Given request: Extract every line that includes the string "Velasco".

Data provided:

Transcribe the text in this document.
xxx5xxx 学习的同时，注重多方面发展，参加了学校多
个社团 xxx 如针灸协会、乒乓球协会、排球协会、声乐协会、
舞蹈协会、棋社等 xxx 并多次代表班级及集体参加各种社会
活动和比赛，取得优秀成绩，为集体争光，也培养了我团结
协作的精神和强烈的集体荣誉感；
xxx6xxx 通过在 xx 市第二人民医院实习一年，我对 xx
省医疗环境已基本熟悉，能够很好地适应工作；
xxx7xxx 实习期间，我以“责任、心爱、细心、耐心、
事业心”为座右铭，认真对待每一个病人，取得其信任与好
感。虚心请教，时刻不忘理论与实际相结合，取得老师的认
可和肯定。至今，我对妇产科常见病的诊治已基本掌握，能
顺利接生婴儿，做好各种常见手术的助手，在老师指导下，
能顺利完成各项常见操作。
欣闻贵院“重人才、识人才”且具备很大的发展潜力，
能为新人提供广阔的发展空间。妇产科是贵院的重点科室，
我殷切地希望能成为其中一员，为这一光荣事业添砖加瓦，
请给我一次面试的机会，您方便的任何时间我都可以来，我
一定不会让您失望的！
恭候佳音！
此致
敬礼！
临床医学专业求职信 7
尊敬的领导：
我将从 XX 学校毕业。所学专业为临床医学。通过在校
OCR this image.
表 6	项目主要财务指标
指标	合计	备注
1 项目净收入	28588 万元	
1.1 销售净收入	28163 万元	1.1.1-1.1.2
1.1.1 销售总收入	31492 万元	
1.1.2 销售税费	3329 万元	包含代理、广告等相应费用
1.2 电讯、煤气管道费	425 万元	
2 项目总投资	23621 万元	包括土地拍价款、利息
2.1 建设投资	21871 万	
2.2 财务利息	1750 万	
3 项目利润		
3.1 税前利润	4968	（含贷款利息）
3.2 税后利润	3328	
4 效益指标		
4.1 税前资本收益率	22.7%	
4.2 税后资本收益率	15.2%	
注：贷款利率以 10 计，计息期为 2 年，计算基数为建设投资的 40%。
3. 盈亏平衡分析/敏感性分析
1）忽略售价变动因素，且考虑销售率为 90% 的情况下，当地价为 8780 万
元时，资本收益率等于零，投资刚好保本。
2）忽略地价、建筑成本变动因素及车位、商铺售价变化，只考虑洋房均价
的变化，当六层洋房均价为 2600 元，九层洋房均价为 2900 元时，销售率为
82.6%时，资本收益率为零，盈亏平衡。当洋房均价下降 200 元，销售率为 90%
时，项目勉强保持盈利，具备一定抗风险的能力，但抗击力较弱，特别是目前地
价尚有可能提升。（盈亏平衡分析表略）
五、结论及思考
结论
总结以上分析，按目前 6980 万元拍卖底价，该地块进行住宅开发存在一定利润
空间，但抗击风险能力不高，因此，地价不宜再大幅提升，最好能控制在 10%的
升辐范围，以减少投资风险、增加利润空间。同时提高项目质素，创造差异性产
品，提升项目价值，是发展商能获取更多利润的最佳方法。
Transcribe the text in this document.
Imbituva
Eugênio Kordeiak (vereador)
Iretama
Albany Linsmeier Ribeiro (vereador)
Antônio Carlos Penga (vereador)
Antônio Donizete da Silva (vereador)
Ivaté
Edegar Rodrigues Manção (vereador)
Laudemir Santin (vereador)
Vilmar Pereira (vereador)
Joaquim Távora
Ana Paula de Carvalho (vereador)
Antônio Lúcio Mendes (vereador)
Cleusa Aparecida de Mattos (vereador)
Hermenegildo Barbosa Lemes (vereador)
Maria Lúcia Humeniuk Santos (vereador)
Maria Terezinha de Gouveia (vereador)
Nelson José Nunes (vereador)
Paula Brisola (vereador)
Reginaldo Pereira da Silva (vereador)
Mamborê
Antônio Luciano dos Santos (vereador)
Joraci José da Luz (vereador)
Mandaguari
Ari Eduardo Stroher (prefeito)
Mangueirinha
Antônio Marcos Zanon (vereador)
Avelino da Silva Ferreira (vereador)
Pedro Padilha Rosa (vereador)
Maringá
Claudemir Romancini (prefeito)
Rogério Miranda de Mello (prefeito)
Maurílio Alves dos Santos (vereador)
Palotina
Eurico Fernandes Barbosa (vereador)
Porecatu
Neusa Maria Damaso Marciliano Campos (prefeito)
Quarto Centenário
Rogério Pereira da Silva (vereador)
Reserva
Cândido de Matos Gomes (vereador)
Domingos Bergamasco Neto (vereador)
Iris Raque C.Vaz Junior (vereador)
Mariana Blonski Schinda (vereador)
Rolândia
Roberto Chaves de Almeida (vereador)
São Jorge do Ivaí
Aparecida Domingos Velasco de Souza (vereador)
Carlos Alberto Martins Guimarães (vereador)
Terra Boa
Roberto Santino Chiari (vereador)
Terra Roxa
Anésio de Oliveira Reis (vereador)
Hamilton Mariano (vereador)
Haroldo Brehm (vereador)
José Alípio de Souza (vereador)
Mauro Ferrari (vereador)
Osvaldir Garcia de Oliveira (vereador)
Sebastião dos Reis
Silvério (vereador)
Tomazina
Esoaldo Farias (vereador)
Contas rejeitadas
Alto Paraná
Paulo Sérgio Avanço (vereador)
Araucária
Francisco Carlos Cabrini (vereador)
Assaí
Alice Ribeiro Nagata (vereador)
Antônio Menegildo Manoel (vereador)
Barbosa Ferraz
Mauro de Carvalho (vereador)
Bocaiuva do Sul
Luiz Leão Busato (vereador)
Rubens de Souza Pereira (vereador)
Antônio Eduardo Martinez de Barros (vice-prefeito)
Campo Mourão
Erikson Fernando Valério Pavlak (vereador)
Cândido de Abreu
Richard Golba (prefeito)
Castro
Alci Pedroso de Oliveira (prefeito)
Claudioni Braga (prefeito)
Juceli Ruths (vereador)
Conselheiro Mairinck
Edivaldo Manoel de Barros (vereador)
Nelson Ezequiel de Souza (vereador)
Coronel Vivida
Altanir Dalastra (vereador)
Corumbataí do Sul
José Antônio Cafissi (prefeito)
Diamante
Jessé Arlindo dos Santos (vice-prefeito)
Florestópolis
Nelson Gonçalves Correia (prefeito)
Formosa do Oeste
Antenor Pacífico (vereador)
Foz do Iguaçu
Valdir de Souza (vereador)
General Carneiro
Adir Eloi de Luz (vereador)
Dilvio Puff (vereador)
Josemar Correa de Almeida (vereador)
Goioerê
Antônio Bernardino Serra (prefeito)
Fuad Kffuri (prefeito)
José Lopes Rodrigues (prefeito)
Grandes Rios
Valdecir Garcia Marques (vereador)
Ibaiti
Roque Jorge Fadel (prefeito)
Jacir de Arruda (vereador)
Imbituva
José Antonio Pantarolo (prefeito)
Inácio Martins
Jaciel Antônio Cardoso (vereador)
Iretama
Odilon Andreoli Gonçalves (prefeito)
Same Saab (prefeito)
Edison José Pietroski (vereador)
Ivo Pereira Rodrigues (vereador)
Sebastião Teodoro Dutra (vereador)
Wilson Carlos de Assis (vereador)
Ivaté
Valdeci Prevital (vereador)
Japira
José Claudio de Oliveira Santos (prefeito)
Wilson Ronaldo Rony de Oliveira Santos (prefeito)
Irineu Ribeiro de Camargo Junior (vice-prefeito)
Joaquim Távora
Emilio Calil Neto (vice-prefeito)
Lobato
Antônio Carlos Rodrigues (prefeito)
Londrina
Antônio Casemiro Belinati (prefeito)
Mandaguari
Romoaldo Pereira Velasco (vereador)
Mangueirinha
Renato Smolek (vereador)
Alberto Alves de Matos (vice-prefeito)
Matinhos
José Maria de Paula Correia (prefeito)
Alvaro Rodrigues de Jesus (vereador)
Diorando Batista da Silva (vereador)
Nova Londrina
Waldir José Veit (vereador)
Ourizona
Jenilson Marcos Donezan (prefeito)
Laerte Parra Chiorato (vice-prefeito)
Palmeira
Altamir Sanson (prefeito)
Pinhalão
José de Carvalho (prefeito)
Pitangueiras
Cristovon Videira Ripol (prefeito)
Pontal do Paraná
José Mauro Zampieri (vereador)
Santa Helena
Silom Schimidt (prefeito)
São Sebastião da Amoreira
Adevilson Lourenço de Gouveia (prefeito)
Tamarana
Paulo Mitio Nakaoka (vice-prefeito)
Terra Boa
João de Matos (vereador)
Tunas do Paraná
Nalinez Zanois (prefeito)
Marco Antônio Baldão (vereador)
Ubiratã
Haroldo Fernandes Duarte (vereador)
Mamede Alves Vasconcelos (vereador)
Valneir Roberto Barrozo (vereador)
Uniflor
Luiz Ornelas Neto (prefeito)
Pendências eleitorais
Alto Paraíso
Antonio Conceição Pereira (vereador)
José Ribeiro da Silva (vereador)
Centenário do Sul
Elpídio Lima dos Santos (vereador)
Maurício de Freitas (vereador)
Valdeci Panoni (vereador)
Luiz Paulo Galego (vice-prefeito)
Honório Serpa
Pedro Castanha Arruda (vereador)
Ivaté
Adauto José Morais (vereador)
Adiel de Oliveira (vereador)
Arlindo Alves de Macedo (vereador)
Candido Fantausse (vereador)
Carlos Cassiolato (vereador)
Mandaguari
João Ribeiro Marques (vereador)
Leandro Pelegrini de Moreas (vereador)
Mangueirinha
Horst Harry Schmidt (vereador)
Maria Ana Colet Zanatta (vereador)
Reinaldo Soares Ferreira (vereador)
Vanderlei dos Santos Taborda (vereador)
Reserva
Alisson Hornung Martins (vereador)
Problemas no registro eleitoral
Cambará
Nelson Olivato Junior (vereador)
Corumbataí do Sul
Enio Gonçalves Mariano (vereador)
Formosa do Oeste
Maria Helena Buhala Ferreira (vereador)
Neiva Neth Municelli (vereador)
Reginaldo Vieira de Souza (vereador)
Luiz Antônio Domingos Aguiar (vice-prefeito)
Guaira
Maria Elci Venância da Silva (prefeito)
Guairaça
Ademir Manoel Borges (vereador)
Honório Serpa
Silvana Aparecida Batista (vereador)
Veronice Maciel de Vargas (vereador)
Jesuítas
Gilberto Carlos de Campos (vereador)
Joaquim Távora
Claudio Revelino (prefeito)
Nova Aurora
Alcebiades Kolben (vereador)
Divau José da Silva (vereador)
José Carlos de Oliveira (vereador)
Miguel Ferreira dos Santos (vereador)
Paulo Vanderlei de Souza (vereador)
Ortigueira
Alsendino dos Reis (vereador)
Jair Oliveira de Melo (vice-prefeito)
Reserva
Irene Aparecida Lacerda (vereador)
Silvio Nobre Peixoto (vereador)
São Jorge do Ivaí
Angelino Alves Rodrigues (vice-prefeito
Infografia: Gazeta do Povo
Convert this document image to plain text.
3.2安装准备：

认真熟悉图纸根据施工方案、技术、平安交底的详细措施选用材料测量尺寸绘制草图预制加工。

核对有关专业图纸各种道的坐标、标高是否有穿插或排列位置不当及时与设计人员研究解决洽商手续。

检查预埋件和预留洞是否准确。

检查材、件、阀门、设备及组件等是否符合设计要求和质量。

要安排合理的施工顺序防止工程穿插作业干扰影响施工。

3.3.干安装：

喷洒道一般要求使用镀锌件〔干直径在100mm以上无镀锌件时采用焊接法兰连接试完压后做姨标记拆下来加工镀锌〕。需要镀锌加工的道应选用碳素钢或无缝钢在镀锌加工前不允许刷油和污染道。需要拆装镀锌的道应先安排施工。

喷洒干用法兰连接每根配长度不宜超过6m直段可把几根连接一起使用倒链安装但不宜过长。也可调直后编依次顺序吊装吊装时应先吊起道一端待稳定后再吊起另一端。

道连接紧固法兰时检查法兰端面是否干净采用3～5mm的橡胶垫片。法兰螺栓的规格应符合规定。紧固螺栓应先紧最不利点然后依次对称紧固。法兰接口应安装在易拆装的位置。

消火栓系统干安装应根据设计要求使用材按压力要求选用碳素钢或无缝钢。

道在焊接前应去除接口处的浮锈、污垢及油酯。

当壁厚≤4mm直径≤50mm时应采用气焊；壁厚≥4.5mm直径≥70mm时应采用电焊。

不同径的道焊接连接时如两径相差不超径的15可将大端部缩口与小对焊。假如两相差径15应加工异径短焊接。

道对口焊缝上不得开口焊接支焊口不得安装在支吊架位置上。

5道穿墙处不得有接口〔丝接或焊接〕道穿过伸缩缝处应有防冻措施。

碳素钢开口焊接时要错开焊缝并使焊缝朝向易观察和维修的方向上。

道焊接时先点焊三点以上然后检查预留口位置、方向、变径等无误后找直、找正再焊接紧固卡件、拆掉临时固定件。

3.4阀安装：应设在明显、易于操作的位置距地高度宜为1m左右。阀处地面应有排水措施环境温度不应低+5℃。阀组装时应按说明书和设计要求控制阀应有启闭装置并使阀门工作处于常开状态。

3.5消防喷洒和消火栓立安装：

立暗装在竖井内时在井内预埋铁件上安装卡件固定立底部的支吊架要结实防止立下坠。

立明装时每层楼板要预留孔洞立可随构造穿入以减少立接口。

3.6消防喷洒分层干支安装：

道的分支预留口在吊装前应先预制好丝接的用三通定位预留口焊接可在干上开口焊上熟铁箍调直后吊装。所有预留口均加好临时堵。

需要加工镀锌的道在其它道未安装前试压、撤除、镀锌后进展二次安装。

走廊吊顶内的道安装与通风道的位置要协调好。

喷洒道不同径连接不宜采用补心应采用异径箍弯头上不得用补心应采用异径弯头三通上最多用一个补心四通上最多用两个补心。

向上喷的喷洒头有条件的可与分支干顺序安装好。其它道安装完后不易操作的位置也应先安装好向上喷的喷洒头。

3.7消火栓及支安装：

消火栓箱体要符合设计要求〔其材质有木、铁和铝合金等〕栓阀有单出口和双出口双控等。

Exercise answer:
Aparecida Domingos Velasco de Souza (vereador)
Romoaldo Pereira Velasco (vereador)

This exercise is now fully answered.